Records supplied ::
* BEGIN *
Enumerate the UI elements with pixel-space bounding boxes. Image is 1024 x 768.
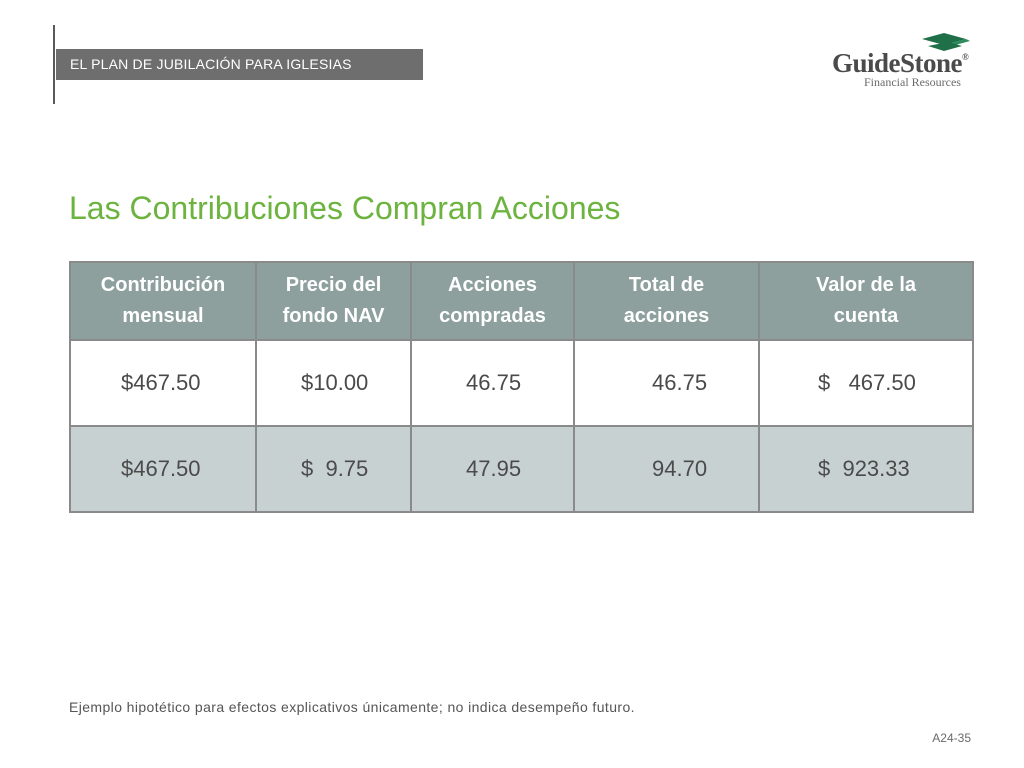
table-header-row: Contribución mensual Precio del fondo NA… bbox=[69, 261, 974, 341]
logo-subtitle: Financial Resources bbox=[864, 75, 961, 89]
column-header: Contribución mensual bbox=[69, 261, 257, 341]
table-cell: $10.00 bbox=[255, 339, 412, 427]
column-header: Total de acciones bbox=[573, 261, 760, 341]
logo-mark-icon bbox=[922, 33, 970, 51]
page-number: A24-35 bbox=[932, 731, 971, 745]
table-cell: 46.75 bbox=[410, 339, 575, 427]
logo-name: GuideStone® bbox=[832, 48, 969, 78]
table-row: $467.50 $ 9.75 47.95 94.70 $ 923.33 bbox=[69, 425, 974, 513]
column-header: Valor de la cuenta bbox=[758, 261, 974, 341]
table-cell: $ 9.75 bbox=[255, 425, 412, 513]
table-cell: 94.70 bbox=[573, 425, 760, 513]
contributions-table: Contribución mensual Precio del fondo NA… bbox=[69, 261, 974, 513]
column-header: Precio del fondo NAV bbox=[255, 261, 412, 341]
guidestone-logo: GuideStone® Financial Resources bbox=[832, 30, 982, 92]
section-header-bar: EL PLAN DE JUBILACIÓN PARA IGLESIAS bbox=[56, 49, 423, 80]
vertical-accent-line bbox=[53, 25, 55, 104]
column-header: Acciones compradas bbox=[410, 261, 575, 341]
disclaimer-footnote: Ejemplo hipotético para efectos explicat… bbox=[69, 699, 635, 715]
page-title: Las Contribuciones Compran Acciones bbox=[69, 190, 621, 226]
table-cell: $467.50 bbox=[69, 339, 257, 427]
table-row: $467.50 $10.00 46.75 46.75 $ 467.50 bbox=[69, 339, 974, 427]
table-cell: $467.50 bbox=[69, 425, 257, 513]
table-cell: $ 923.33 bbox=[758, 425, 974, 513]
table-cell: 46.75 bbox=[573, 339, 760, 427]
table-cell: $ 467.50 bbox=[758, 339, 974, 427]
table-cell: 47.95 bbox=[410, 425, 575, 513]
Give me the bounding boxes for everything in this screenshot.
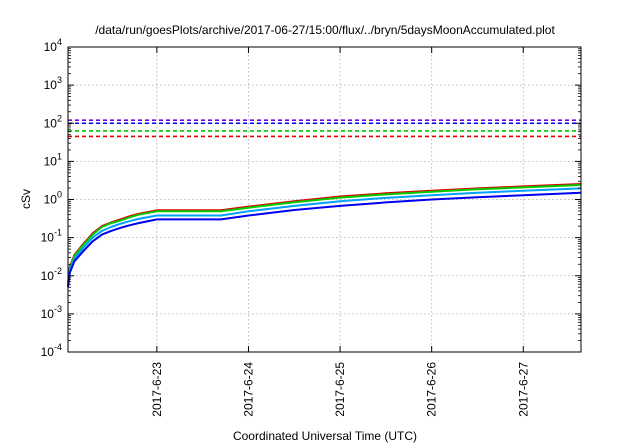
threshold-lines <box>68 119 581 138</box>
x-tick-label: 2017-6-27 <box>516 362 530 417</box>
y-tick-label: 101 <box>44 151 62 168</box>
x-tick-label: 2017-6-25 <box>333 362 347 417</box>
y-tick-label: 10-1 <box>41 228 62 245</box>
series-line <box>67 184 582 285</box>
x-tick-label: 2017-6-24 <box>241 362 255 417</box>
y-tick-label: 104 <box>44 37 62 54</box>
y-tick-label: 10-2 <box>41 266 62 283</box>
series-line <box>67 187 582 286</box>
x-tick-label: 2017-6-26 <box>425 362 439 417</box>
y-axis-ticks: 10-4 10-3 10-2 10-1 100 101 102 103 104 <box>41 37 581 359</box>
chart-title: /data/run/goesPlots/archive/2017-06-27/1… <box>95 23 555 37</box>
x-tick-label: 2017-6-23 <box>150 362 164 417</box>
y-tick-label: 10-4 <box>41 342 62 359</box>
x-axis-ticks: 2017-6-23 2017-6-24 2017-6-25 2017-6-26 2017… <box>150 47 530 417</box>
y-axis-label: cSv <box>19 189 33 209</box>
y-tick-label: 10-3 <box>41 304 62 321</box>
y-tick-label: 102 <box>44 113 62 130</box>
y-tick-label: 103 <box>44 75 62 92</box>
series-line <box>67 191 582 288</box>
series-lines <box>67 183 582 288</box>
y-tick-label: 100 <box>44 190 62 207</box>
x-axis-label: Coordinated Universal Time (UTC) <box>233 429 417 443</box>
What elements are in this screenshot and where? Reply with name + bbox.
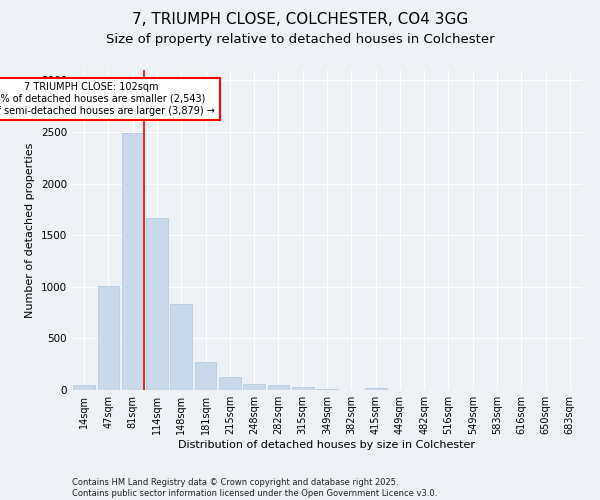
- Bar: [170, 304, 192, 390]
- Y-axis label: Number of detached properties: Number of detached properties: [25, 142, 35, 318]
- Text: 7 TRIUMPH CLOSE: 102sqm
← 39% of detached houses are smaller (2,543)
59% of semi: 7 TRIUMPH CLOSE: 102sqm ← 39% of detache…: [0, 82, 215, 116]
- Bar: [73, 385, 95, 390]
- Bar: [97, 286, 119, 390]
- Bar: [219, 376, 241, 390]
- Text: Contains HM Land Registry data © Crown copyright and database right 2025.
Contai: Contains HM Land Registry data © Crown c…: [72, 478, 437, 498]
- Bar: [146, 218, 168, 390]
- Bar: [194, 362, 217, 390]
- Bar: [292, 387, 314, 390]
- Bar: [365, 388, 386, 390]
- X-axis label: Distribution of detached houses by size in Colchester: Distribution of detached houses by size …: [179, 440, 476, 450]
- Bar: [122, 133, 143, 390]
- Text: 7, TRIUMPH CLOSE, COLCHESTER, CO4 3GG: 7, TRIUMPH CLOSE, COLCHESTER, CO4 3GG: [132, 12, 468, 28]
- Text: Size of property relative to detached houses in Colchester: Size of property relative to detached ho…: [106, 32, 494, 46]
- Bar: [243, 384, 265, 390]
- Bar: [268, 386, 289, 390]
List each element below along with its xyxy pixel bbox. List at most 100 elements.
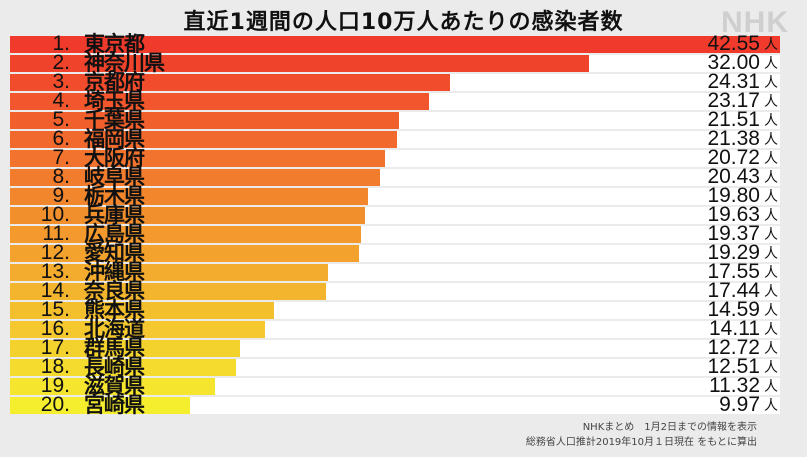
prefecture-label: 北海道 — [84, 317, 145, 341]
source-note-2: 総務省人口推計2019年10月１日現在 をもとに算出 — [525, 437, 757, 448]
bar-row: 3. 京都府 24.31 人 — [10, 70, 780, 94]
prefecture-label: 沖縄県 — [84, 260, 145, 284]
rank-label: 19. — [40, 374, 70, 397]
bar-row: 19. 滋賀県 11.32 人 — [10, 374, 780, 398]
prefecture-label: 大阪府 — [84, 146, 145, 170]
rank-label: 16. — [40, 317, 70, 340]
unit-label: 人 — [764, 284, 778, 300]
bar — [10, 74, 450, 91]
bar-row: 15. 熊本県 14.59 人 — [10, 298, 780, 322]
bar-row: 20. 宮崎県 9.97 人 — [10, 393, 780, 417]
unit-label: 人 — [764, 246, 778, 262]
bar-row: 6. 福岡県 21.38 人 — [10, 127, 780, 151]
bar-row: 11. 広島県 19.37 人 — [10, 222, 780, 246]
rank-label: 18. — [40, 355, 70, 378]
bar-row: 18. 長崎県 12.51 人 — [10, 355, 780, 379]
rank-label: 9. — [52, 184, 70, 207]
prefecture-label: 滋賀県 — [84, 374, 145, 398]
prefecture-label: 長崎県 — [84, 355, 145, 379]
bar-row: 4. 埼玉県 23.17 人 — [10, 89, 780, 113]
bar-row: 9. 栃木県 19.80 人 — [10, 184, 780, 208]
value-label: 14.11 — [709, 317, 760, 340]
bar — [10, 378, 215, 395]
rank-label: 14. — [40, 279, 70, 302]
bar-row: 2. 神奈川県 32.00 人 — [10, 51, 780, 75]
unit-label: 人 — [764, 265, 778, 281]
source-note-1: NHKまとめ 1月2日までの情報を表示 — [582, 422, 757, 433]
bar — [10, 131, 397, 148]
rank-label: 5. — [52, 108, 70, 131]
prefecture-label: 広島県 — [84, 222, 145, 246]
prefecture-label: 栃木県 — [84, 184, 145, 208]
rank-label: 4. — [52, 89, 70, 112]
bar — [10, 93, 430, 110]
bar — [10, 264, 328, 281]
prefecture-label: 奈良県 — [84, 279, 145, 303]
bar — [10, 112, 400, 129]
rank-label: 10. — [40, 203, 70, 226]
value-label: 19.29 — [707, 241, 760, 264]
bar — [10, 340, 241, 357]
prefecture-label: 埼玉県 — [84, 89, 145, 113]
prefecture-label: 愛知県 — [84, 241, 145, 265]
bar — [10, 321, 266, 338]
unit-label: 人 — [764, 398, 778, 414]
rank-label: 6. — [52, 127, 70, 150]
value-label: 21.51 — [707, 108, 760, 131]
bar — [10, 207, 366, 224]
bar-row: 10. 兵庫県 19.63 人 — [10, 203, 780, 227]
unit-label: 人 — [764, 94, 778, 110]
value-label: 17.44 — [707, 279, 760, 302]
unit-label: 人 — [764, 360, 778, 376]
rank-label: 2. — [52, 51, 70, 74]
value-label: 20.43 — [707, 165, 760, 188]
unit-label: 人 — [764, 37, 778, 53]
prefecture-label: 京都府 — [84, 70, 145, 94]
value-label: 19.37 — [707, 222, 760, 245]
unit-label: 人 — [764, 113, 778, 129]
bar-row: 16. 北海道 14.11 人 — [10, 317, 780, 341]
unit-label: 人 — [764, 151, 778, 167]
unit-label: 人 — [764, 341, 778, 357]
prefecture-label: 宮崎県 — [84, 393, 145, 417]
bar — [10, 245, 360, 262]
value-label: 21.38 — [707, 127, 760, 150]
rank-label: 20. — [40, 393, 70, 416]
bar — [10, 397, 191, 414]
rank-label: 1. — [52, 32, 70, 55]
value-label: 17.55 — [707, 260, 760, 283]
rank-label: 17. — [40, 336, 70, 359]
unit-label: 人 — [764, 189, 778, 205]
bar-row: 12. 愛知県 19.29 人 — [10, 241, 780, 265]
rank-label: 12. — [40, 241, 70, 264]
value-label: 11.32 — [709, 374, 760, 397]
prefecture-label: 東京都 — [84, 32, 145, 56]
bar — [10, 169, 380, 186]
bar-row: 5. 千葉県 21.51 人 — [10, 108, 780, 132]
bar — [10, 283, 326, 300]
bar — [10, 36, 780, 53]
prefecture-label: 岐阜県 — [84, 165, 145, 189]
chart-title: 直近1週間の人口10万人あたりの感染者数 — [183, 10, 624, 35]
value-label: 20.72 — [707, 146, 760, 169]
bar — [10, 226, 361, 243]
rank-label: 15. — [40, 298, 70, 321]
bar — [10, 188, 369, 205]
* END *
Problem to solve :: Write out the rows above without any changes, starting at the line that contains "threshold-lines <box>68 119 581 138</box>" and ending at the line that contains "What elements are", with both of those lines included.

Response ::
threshold-lines <box>68 119 581 138</box>
x-tick-label: 2017-6-27 <box>516 362 530 417</box>
y-tick-label: 101 <box>44 151 62 168</box>
x-tick-label: 2017-6-25 <box>333 362 347 417</box>
y-tick-label: 10-1 <box>41 228 62 245</box>
series-line <box>67 184 582 285</box>
x-tick-label: 2017-6-24 <box>241 362 255 417</box>
y-tick-label: 104 <box>44 37 62 54</box>
y-tick-label: 10-2 <box>41 266 62 283</box>
series-line <box>67 187 582 286</box>
x-tick-label: 2017-6-26 <box>425 362 439 417</box>
y-axis-ticks: 10-4 10-3 10-2 10-1 100 101 102 103 104 <box>41 37 581 359</box>
chart-title: /data/run/goesPlots/archive/2017-06-27/1… <box>95 23 555 37</box>
x-tick-label: 2017-6-23 <box>150 362 164 417</box>
y-tick-label: 10-4 <box>41 342 62 359</box>
x-axis-ticks: 2017-6-23 2017-6-24 2017-6-25 2017-6-26 2017… <box>150 47 530 417</box>
y-axis-label: cSv <box>19 189 33 209</box>
y-tick-label: 10-3 <box>41 304 62 321</box>
y-tick-label: 102 <box>44 113 62 130</box>
y-tick-label: 103 <box>44 75 62 92</box>
series-line <box>67 191 582 288</box>
series-lines <box>67 183 582 288</box>
y-tick-label: 100 <box>44 190 62 207</box>
x-axis-label: Coordinated Universal Time (UTC) <box>233 429 417 443</box>
What elements are in this screenshot and where? Reply with name + bbox.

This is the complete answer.